What this task involves — Copy out each line below that has the word "יהיה" in it.

Task material —

══════════

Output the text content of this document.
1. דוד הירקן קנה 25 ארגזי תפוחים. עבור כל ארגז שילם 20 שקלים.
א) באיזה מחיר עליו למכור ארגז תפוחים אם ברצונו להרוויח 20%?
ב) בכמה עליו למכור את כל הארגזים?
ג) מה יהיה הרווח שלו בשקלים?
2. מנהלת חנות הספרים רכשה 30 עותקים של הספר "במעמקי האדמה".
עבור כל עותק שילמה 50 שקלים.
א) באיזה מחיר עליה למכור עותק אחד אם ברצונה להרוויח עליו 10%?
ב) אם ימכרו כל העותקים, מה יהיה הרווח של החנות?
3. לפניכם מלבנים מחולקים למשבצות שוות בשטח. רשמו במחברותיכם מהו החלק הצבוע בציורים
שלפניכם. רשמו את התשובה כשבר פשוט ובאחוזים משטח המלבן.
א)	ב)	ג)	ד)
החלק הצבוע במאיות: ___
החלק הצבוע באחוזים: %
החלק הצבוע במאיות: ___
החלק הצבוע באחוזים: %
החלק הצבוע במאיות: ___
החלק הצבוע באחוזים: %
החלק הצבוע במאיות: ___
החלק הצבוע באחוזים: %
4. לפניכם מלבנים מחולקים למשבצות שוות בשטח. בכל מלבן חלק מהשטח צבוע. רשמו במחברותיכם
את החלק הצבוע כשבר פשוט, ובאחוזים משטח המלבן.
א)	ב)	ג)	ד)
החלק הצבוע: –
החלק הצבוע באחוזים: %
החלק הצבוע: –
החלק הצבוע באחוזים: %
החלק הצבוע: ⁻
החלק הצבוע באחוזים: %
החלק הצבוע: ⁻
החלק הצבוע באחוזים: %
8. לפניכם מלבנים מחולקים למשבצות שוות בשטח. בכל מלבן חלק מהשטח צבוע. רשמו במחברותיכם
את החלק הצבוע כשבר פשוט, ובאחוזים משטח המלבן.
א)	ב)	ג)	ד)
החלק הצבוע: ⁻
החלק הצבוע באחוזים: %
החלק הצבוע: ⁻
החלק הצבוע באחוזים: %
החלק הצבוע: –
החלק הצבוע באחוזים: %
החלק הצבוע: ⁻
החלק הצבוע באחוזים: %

══════════

Expected answer —
ג) מה יהיה הרווח שלו בשקלים?
ב) אם ימכרו כל העותקים, מה יהיה הרווח של החנות?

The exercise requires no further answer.